### Aim of the exercise
Pictures aside, write out every record exactly as it appears.

:: Material shown

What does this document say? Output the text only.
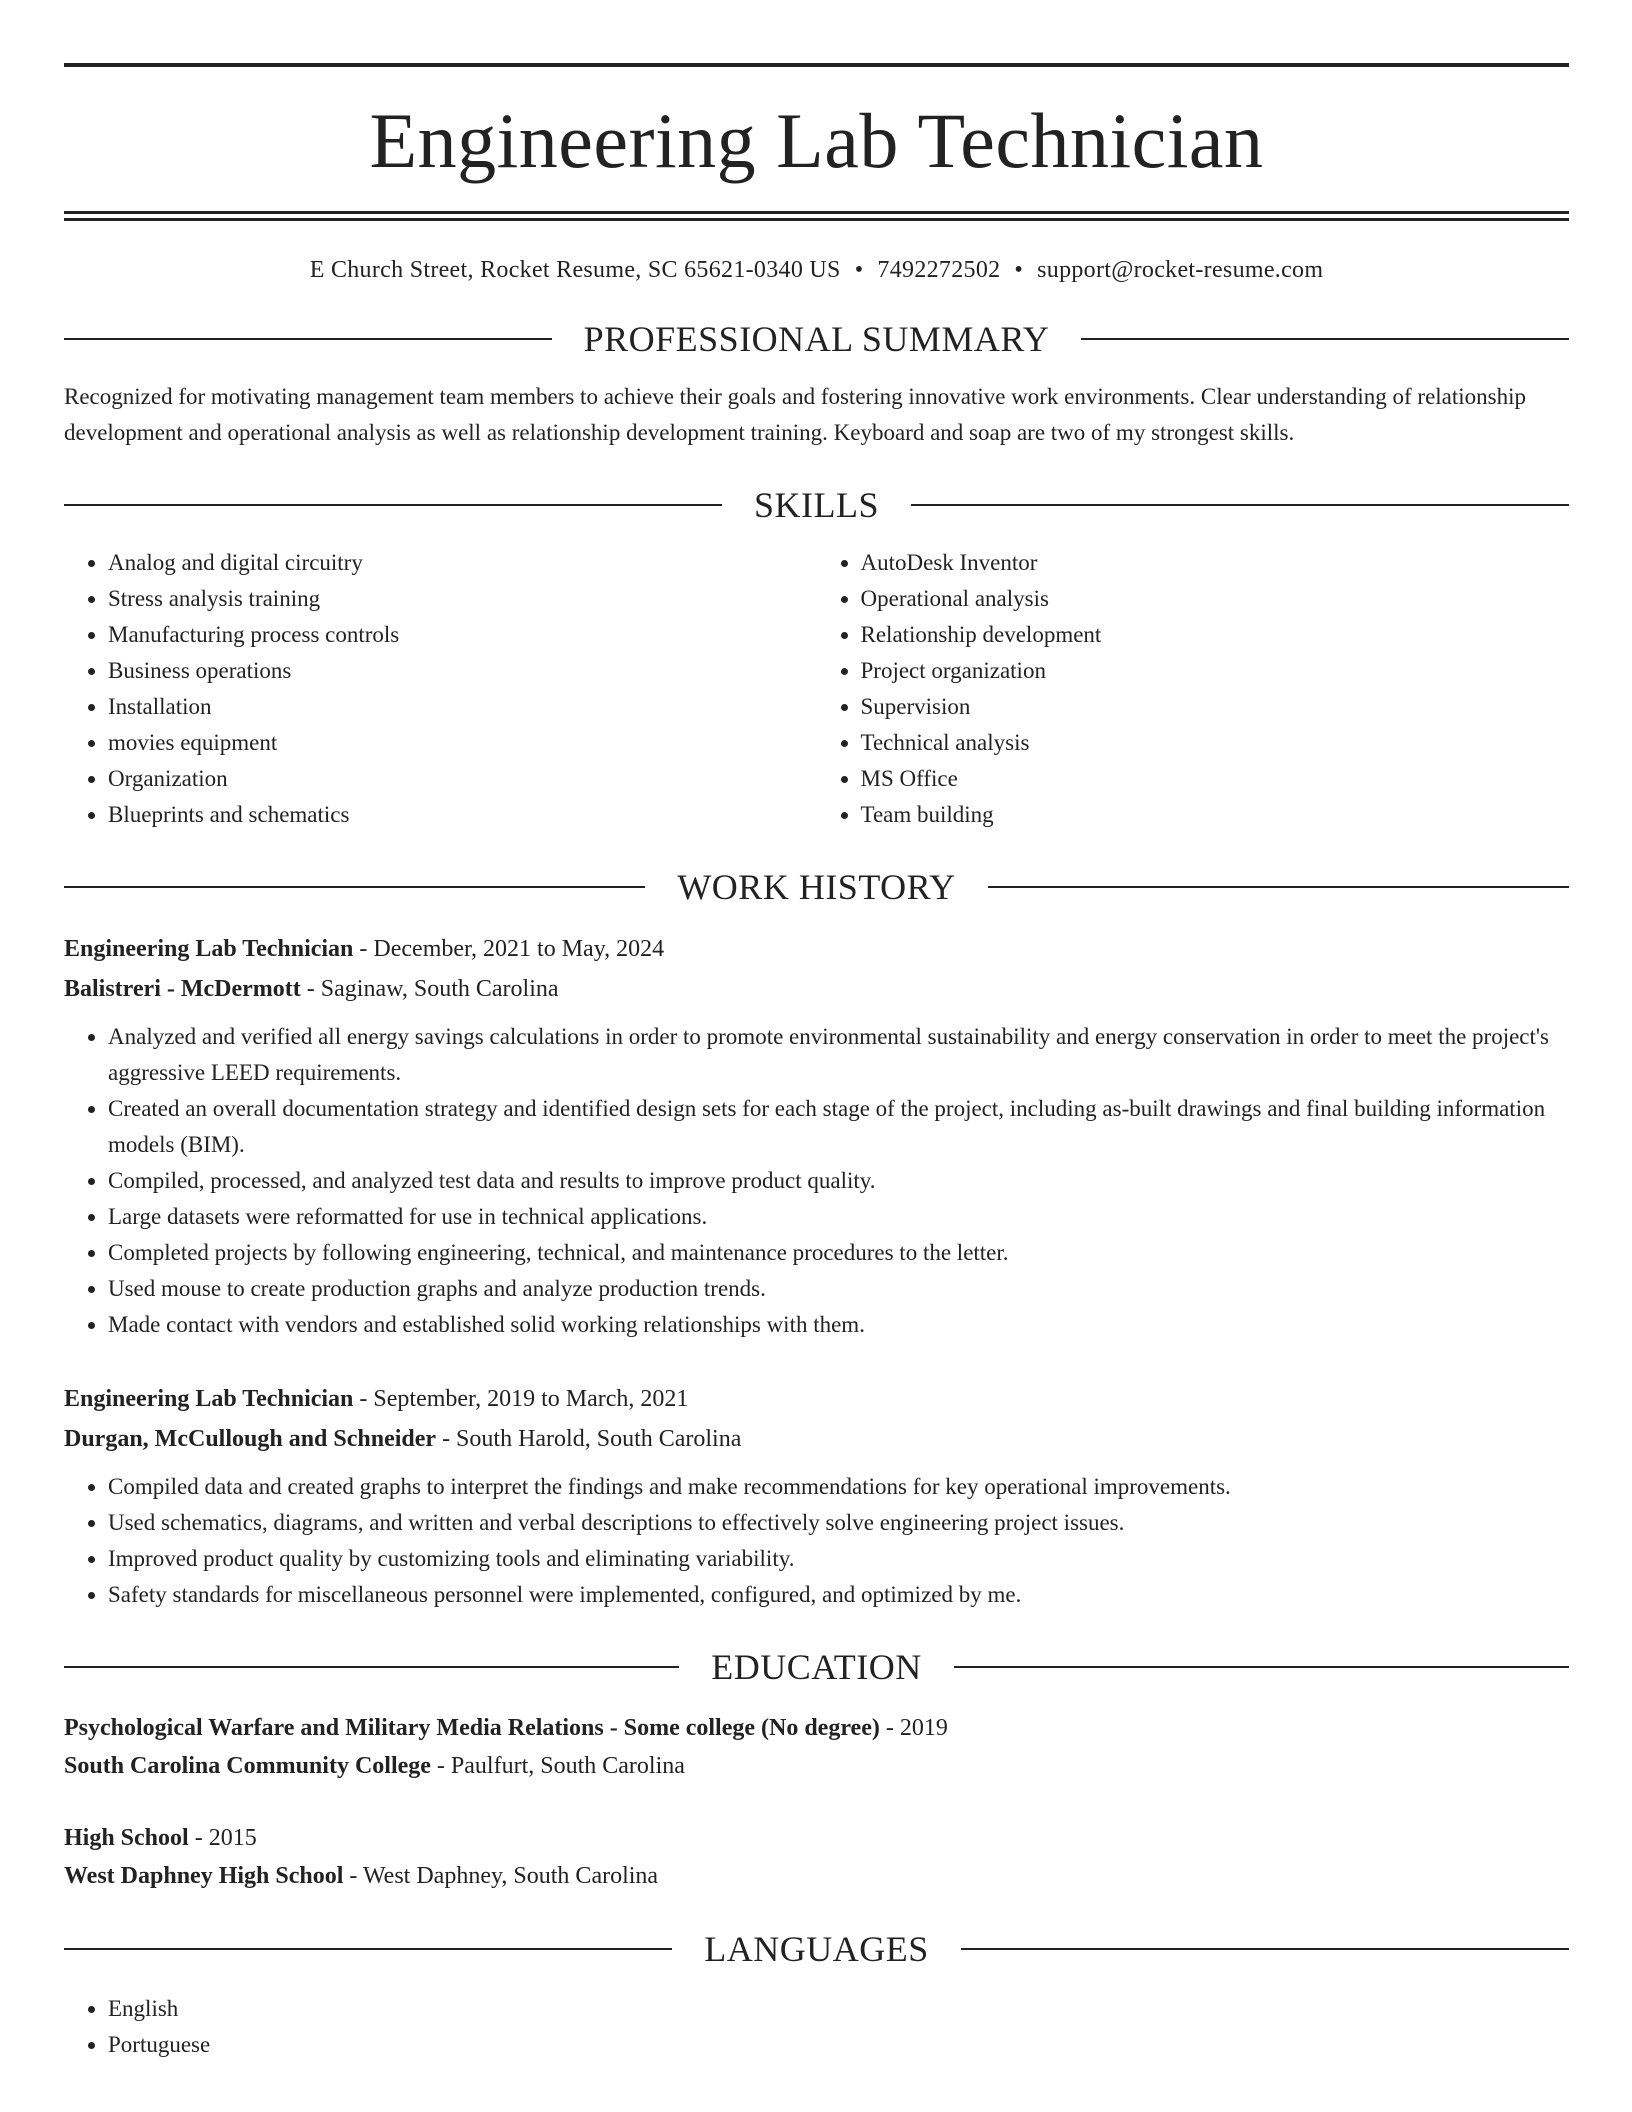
Engineering Lab Technician
E Church Street, Rocket Resume, SC 65621-0340 US • 7492272502 • support@rocket-resume.com
PROFESSIONAL SUMMARY
Recognized for motivating management team members to achieve their goals and fostering innovative work environments. Clear understanding of relationship development and operational analysis as well as relationship development training. Keyboard and soap are two of my strongest skills.
SKILLS
• Analog and digital circuitry
• Stress analysis training
• Manufacturing process controls
• Business operations
• Installation
• movies equipment
• Organization
• Blueprints and schematics
• AutoDesk Inventor
• Operational analysis
• Relationship development
• Project organization
• Supervision
• Technical analysis
• MS Office
• Team building
WORK HISTORY
Engineering Lab Technician - December, 2021 to May, 2024
Balistreri - McDermott - Saginaw, South Carolina
• Analyzed and verified all energy savings calculations in order to promote environmental sustainability and energy conservation in order to meet the project's aggressive LEED requirements.
• Created an overall documentation strategy and identified design sets for each stage of the project, including as-built drawings and final building information models (BIM).
• Compiled, processed, and analyzed test data and results to improve product quality.
• Large datasets were reformatted for use in technical applications.
• Completed projects by following engineering, technical, and maintenance procedures to the letter.
• Used mouse to create production graphs and analyze production trends.
• Made contact with vendors and established solid working relationships with them.
Engineering Lab Technician - September, 2019 to March, 2021
Durgan, McCullough and Schneider - South Harold, South Carolina
• Compiled data and created graphs to interpret the findings and make recommendations for key operational improvements.
• Used schematics, diagrams, and written and verbal descriptions to effectively solve engineering project issues.
• Improved product quality by customizing tools and eliminating variability.
• Safety standards for miscellaneous personnel were implemented, configured, and optimized by me.
EDUCATION
Psychological Warfare and Military Media Relations - Some college (No degree) - 2019
South Carolina Community College - Paulfurt, South Carolina
High School - 2015
West Daphney High School - West Daphney, South Carolina
LANGUAGES
• English
• Portuguese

::::

### Task solution
What does this document say? Output the text only.
Engineering Lab Technician
E Church Street, Rocket Resume, SC 65621-0340 US • 7492272502 • support@rocket-resume.com
PROFESSIONAL SUMMARY
Recognized for motivating management team members to achieve their goals and fostering innovative work environments. Clear understanding of relationship development and operational analysis as well as relationship development training. Keyboard and soap are two of my strongest skills.
SKILLS
• Analog and digital circuitry
• Stress analysis training
• Manufacturing process controls
• Business operations
• Installation
• movies equipment
• Organization
• Blueprints and schematics
• AutoDesk Inventor
• Operational analysis
• Relationship development
• Project organization
• Supervision
• Technical analysis
• MS Office
• Team building
WORK HISTORY
Engineering Lab Technician - December, 2021 to May, 2024
Balistreri - McDermott - Saginaw, South Carolina
• Analyzed and verified all energy savings calculations in order to promote environmental sustainability and energy conservation in order to meet the project's aggressive LEED requirements.
• Created an overall documentation strategy and identified design sets for each stage of the project, including as-built drawings and final building information models (BIM).
• Compiled, processed, and analyzed test data and results to improve product quality.
• Large datasets were reformatted for use in technical applications.
• Completed projects by following engineering, technical, and maintenance procedures to the letter.
• Used mouse to create production graphs and analyze production trends.
• Made contact with vendors and established solid working relationships with them.
Engineering Lab Technician - September, 2019 to March, 2021
Durgan, McCullough and Schneider - South Harold, South Carolina
• Compiled data and created graphs to interpret the findings and make recommendations for key operational improvements.
• Used schematics, diagrams, and written and verbal descriptions to effectively solve engineering project issues.
• Improved product quality by customizing tools and eliminating variability.
• Safety standards for miscellaneous personnel were implemented, configured, and optimized by me.
EDUCATION
Psychological Warfare and Military Media Relations - Some college (No degree) - 2019
South Carolina Community College - Paulfurt, South Carolina
High School - 2015
West Daphney High School - West Daphney, South Carolina
LANGUAGES
• English
• Portuguese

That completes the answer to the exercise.